## Provided information
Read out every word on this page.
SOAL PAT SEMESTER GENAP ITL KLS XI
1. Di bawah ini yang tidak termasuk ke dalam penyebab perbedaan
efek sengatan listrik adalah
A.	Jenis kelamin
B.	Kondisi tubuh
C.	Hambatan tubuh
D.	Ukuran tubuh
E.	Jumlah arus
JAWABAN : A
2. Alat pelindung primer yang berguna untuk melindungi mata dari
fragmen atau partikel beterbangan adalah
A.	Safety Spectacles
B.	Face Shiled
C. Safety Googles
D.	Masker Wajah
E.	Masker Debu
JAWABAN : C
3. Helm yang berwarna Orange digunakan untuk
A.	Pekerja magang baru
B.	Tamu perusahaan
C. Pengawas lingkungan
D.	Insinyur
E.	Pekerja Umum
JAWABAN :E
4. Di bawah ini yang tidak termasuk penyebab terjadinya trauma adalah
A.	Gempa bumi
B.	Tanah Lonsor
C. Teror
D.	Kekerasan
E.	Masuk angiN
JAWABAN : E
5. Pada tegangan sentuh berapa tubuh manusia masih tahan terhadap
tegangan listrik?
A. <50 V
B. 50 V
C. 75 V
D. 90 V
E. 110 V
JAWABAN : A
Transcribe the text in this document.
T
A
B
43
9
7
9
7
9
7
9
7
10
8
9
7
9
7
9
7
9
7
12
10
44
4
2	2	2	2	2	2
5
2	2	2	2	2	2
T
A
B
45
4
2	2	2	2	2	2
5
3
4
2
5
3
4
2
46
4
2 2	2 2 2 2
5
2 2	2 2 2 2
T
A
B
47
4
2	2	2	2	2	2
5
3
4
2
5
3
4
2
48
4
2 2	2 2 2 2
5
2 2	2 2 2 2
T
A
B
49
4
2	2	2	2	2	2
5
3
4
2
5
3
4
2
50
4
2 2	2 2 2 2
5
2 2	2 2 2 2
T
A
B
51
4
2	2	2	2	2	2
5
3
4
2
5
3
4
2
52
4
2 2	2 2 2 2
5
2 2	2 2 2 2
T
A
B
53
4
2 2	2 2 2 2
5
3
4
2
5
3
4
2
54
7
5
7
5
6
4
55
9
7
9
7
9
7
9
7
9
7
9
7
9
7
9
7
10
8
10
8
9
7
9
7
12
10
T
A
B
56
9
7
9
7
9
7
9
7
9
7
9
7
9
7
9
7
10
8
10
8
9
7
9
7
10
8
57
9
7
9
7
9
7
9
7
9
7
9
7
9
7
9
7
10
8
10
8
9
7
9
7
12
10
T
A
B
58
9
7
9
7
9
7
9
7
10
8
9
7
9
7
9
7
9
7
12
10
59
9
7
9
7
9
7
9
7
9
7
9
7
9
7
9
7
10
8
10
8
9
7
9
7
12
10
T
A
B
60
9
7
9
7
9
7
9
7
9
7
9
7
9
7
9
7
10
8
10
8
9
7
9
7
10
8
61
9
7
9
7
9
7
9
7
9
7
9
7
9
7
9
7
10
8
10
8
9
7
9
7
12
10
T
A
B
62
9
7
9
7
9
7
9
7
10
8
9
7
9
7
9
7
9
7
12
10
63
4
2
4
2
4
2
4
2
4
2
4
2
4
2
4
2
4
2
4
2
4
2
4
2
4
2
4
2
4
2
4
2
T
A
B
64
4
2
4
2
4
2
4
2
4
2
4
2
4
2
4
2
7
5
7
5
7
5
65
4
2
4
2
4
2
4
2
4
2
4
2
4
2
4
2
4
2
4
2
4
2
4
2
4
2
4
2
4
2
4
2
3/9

## Directive
Write out every line of the entries that holds the word "this".

## Answer to the problem
Read out every word on this page.
Transcribe the text in this document.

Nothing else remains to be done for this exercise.